In the entries, find all lines that hold the word "positives" and copy them.

================

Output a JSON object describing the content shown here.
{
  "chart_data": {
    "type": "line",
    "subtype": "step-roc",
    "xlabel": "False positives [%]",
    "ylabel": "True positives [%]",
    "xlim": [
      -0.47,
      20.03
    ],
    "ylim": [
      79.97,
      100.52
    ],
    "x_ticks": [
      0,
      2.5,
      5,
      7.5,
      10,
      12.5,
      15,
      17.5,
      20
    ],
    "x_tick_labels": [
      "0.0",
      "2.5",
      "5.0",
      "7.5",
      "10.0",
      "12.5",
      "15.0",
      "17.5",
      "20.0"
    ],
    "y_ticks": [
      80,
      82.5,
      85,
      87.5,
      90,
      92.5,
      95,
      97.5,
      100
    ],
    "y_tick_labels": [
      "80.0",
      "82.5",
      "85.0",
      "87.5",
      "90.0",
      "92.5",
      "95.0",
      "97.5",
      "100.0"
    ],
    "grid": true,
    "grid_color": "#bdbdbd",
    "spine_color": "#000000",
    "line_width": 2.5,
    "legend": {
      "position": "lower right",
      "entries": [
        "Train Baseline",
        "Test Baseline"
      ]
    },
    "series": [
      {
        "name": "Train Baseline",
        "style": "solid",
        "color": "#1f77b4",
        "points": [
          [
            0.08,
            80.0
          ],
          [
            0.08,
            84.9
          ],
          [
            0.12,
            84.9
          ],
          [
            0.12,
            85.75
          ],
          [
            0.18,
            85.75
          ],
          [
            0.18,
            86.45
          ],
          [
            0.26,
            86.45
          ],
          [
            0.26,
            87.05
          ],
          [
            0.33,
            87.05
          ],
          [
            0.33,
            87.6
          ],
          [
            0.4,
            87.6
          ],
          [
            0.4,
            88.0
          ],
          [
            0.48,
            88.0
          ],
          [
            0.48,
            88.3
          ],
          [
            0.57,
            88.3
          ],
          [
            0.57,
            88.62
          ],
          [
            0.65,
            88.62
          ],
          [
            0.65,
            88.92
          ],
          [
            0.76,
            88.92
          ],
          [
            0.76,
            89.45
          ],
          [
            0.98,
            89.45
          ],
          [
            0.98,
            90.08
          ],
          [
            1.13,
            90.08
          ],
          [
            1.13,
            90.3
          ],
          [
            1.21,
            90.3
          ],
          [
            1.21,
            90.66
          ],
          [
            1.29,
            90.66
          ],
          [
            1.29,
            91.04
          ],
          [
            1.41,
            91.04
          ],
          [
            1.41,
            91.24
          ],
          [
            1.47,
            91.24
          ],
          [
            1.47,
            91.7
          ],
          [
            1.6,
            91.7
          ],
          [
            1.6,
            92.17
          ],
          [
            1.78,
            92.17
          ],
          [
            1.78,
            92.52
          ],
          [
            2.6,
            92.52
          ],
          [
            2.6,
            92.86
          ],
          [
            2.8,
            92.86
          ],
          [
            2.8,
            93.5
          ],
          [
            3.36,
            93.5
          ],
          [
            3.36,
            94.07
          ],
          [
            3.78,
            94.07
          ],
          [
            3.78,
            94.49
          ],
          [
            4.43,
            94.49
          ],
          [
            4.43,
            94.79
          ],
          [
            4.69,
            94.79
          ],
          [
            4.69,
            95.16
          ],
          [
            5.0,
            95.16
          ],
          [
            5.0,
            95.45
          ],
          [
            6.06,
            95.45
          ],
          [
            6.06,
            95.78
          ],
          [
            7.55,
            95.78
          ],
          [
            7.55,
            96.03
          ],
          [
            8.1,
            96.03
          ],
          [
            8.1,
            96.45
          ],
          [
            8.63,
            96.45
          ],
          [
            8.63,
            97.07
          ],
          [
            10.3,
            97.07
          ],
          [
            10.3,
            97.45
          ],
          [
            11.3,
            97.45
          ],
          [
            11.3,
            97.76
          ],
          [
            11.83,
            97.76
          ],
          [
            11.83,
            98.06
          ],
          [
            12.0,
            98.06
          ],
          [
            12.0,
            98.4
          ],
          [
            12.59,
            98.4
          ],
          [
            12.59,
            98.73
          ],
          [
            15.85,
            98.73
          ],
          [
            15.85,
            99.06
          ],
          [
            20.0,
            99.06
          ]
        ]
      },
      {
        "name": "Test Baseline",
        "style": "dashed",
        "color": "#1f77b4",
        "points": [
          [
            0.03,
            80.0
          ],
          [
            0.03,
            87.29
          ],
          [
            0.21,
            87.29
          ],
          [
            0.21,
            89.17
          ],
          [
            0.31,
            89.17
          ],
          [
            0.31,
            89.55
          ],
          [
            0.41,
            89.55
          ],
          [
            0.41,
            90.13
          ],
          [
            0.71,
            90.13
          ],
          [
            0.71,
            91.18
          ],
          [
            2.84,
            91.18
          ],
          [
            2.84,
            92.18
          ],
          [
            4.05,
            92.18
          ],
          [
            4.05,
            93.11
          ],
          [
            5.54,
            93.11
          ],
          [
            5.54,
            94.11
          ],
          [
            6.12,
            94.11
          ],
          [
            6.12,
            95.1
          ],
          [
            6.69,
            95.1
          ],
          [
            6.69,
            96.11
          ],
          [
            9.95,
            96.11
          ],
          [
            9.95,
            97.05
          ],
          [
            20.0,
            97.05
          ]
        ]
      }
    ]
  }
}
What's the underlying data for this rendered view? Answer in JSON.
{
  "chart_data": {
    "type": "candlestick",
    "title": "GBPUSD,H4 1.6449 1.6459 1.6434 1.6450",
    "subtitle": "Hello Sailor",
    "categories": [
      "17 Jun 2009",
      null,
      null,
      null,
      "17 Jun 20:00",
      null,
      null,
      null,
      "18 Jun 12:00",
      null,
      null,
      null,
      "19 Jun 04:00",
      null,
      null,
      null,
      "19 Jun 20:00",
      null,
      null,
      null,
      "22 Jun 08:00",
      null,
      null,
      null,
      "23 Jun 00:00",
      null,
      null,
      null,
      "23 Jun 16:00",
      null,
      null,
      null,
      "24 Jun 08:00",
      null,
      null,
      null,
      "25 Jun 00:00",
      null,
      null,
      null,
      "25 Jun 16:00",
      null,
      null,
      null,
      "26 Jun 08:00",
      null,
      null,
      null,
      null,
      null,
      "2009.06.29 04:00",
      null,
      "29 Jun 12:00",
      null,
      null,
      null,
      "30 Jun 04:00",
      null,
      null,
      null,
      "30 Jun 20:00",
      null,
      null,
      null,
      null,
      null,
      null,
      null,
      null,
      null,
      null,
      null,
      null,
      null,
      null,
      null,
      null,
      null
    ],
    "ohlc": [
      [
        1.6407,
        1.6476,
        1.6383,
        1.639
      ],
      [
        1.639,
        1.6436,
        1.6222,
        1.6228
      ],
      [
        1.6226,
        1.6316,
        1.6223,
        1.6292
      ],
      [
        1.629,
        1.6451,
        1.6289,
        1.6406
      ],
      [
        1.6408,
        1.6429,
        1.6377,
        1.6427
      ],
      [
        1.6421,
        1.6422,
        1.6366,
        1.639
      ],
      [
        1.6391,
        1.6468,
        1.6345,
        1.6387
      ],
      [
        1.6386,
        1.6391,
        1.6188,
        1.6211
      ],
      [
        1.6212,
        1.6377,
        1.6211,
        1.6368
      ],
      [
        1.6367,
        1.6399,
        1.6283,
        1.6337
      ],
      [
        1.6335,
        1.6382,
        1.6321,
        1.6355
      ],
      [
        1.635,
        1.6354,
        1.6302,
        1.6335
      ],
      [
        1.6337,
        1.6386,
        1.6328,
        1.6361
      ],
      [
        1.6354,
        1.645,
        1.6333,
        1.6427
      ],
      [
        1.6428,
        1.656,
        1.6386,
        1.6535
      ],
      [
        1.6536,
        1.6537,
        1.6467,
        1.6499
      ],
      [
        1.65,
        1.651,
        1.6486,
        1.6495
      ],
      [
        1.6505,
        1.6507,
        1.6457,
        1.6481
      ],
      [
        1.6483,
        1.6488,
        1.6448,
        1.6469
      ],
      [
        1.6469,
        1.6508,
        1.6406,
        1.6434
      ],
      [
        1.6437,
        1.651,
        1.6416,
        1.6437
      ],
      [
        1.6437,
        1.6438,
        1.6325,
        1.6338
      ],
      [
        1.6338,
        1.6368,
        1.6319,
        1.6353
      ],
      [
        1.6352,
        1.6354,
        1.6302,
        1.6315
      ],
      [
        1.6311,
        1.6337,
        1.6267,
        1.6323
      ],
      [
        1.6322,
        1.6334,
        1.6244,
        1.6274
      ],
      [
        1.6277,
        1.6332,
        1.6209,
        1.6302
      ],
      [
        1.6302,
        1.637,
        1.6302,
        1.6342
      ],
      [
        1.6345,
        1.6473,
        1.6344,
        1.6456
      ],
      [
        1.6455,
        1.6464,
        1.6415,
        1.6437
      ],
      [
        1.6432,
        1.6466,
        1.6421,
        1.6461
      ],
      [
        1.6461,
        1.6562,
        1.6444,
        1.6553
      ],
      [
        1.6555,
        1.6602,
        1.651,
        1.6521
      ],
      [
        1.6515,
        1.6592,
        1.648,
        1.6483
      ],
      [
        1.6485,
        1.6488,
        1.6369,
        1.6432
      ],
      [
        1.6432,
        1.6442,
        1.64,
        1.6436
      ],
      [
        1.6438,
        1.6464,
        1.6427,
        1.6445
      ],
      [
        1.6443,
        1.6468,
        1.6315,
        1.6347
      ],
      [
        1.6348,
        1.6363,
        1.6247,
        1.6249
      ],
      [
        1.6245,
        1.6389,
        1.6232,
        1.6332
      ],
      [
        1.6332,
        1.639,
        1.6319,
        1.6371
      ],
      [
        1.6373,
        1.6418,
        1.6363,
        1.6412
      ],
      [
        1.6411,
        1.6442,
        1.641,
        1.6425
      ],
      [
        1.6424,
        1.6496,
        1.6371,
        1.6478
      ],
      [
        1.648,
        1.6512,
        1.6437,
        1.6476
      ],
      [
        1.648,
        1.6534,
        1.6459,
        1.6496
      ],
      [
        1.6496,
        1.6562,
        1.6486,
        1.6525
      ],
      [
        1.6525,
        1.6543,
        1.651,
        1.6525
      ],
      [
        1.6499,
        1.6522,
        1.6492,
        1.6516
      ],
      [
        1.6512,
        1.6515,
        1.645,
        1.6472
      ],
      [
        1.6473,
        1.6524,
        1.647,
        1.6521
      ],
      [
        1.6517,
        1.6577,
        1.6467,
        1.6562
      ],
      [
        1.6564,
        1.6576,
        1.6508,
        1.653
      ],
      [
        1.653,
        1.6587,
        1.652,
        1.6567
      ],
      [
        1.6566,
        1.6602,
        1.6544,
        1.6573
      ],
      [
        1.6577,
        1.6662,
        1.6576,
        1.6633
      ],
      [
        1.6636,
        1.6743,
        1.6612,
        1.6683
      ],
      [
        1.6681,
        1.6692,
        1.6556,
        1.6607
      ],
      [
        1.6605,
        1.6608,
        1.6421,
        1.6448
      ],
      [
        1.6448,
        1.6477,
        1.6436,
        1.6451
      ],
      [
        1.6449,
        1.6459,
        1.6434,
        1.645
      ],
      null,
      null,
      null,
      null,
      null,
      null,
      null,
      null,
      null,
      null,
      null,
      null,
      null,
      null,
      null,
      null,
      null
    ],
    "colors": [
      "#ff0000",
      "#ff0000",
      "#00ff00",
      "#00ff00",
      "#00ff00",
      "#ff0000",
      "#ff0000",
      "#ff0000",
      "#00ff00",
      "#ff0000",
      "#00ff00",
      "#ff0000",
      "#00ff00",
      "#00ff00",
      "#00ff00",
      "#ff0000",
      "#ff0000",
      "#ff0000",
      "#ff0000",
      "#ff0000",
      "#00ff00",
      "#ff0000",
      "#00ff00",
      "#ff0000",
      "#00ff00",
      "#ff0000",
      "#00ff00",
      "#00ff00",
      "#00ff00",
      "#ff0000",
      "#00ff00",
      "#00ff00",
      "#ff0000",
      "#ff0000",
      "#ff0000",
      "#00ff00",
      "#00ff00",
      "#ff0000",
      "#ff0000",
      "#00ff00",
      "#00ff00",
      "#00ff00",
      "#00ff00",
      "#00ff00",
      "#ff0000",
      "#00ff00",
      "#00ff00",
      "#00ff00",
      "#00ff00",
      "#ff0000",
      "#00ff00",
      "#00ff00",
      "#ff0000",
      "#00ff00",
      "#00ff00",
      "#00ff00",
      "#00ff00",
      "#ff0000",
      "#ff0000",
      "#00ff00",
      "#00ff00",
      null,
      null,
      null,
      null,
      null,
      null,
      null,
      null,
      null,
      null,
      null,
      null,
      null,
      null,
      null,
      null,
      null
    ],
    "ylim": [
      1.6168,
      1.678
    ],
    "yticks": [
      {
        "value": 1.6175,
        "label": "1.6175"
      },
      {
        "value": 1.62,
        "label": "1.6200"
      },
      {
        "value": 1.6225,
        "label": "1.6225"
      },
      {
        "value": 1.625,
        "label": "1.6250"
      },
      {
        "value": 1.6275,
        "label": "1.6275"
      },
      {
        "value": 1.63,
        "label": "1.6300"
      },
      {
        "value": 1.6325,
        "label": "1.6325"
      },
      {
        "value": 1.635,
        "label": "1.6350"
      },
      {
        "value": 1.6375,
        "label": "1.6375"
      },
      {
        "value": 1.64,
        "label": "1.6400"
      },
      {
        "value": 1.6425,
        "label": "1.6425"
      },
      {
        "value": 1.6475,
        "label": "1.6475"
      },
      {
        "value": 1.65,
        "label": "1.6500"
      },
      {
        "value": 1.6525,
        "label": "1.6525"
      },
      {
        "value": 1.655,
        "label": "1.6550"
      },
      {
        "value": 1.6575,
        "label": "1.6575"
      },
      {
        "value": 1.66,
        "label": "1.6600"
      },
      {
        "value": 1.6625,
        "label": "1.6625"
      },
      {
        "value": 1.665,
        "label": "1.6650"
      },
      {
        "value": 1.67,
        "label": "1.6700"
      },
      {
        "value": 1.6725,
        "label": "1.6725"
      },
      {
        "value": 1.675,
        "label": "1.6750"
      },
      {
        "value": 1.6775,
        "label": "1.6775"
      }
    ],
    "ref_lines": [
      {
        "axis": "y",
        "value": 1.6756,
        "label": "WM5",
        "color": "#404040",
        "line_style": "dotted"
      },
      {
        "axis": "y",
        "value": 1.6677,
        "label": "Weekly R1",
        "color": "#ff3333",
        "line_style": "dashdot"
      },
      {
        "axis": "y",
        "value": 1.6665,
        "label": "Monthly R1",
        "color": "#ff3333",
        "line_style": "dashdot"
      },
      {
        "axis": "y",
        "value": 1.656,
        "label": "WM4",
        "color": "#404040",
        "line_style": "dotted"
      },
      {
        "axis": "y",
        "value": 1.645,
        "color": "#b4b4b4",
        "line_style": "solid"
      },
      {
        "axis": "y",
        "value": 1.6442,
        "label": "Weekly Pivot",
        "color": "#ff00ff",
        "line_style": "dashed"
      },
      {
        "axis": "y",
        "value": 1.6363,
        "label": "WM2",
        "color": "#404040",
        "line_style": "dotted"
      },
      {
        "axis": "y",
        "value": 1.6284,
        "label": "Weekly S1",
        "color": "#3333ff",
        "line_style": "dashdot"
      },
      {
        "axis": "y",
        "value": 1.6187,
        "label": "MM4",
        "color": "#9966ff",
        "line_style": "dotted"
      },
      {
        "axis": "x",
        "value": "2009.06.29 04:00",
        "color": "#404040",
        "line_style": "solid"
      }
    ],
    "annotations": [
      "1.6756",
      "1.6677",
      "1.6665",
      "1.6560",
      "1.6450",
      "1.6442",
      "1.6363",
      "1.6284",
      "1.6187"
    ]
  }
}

================

→ Exercise response:
    "xlabel": "False positives [%]",
    "ylabel": "True positives [%]",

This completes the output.